=== EXERCISE INPUT ===

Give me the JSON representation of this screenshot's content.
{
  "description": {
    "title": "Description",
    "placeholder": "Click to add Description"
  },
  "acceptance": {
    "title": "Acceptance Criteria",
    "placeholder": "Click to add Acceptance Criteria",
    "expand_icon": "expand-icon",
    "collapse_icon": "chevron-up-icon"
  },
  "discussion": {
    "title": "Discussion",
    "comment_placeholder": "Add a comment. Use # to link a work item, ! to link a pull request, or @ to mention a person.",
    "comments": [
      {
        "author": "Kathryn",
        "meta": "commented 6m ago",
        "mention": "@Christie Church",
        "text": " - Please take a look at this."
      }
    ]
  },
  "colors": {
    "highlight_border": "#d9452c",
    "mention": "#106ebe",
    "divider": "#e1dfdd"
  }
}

===

- [WHAT YOU ARE ASKED TO DO]
All of the material above needs to be retyped word for word.

- [RESPONSE]
Give me the JSON representation of this screenshot's content.
{
  "description": {
    "title": "Description",
    "placeholder": "Click to add Description"
  },
  "acceptance": {
    "title": "Acceptance Criteria",
    "placeholder": "Click to add Acceptance Criteria",
    "expand_icon": "expand-icon",
    "collapse_icon": "chevron-up-icon"
  },
  "discussion": {
    "title": "Discussion",
    "comment_placeholder": "Add a comment. Use # to link a work item, ! to link a pull request, or @ to mention a person.",
    "comments": [
      {
        "author": "Kathryn",
        "meta": "commented 6m ago",
        "mention": "@Christie Church",
        "text": " - Please take a look at this."
      }
    ]
  },
  "colors": {
    "highlight_border": "#d9452c",
    "mention": "#106ebe",
    "divider": "#e1dfdd"
  }
}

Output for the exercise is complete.